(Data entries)

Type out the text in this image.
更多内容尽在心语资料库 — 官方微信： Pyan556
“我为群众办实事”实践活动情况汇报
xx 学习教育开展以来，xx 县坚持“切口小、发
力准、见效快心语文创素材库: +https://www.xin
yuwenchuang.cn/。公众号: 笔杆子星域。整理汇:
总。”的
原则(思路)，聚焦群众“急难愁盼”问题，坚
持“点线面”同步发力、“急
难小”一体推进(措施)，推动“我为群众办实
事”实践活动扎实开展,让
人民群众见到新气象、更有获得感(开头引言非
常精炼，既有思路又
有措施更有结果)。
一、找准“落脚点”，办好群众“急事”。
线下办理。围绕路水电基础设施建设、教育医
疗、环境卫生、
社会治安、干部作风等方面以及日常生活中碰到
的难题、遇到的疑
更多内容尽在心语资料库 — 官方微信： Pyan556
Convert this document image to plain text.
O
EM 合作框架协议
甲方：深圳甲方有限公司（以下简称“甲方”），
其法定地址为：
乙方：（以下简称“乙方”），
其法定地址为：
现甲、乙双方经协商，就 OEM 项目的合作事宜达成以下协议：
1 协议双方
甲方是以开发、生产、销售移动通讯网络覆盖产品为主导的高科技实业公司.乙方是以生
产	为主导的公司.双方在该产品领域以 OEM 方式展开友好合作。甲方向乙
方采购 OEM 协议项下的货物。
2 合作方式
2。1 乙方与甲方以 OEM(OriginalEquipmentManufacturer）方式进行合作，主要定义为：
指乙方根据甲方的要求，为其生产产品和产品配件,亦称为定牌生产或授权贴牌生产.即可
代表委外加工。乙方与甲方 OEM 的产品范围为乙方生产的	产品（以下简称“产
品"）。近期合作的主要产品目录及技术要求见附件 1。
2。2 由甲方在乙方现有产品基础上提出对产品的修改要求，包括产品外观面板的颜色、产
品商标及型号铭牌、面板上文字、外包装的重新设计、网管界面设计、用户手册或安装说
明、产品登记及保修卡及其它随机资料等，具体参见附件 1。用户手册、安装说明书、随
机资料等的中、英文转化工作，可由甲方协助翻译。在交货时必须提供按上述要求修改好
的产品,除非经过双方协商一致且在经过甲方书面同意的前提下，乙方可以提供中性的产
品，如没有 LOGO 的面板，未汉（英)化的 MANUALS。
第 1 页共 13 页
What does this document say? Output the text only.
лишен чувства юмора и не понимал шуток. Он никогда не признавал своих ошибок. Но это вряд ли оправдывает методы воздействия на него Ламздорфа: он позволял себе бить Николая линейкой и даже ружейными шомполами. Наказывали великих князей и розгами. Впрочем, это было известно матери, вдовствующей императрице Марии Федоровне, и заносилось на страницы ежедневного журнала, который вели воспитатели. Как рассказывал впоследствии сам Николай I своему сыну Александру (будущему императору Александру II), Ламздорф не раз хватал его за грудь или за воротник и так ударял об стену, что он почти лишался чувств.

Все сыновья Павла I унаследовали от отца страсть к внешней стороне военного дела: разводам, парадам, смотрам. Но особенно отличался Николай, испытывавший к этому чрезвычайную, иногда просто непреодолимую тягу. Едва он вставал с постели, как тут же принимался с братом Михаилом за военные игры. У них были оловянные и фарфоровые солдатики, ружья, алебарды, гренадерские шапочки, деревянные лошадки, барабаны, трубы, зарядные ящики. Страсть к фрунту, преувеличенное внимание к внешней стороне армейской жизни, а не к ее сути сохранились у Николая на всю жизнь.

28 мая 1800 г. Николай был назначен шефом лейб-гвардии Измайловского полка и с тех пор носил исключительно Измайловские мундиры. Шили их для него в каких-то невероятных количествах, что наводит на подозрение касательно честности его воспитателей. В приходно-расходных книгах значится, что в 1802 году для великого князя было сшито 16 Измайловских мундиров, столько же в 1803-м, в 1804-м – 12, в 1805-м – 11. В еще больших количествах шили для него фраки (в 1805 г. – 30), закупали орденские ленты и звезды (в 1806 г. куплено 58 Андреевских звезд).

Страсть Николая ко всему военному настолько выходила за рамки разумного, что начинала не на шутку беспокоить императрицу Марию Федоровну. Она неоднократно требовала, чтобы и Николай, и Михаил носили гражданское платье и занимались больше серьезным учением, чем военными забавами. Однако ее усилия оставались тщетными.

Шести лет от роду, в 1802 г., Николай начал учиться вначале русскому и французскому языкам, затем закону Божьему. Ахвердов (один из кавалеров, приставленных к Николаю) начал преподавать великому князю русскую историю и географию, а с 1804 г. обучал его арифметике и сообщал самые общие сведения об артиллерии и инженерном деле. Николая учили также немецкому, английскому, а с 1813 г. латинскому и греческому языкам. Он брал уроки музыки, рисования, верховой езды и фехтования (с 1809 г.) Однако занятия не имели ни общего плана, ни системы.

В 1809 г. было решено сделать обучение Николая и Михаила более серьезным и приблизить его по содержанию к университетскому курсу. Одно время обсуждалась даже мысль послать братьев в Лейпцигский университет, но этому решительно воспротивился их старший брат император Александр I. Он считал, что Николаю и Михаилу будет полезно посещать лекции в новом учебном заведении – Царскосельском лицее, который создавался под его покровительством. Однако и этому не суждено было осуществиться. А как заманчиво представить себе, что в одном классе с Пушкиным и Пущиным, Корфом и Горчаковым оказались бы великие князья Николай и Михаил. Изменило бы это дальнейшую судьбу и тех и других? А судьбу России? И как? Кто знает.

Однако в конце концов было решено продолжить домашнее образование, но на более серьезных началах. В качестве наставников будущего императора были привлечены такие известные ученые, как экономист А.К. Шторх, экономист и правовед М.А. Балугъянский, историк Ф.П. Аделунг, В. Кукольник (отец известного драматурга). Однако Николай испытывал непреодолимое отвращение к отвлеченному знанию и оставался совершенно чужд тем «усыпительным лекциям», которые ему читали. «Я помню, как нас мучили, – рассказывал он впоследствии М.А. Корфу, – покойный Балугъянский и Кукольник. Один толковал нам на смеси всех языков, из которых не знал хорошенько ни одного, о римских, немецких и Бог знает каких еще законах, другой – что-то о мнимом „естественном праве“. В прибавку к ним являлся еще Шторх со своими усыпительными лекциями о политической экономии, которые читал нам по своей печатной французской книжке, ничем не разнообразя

# What is asked
Which lines include "this"? Copy each of them out.

# Full output
Type out the text in this image.
Convert this document image to plain text.
What does this document say? Output the text only.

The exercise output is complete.